**OBJECTIVE:**
Tally the rows below that contain the string "Tantri", matching case exactly, and give only the number.

————————

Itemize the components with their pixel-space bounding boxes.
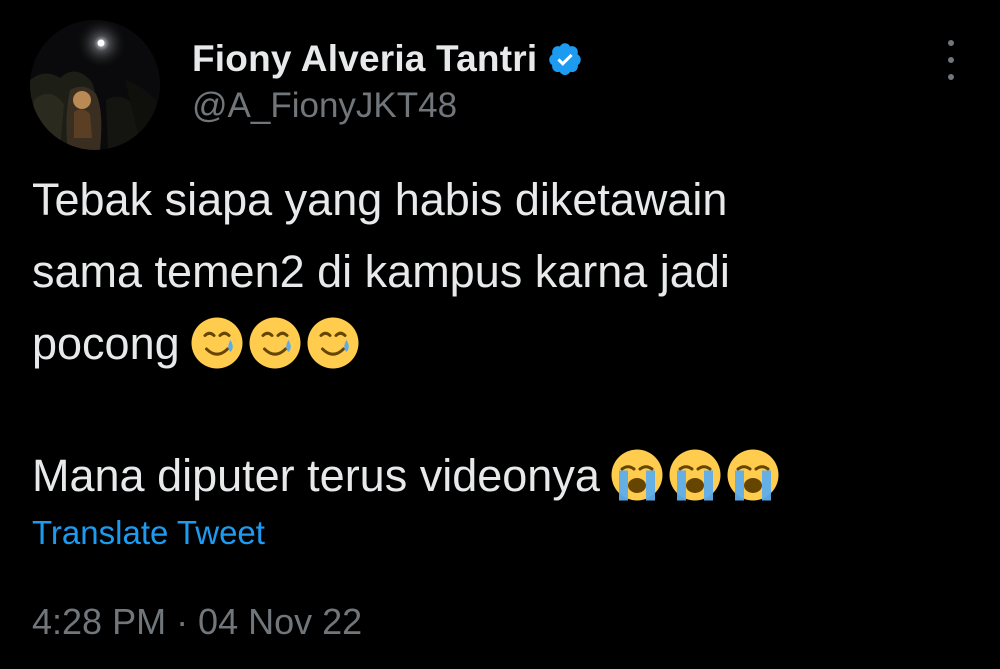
smiling-face-with-tear-icon	[307, 317, 359, 369]
avatar[interactable]	[30, 20, 160, 150]
loudly-crying-face-icon	[727, 449, 779, 501]
tweet-line-4: Mana diputer terus videonya	[32, 440, 952, 512]
tweet-line-3: pocong	[32, 308, 952, 380]
tweet-line-1: Tebak siapa yang habis diketawain	[32, 174, 728, 225]
smiling-face-with-tear-icon	[249, 317, 301, 369]
verified-badge-icon	[549, 43, 582, 76]
smiling-face-with-tear-icon	[191, 317, 243, 369]
more-options-icon[interactable]	[938, 40, 964, 80]
avatar-photo	[30, 20, 160, 150]
tweet: Fiony Alveria Tantri @A_FionyJKT48 Tebak…	[0, 0, 1000, 669]
tweet-timestamp[interactable]: 4:28 PM · 04 Nov 22	[32, 601, 362, 643]
loudly-crying-face-icon	[669, 449, 721, 501]
loudly-crying-face-icon	[611, 449, 663, 501]
author-name-row[interactable]: Fiony Alveria Tantri	[192, 34, 583, 84]
tweet-line-2: sama temen2 di kampus karna jadi	[32, 246, 730, 297]
tweet-text: Tebak siapa yang habis diketawain sama t…	[32, 164, 952, 512]
author-handle[interactable]: @A_FionyJKT48	[192, 86, 457, 126]
translate-tweet-link[interactable]: Translate Tweet	[32, 514, 265, 552]
author-display-name[interactable]: Fiony Alveria Tantri	[192, 38, 537, 80]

————————

**CORRECT RESULT:**
3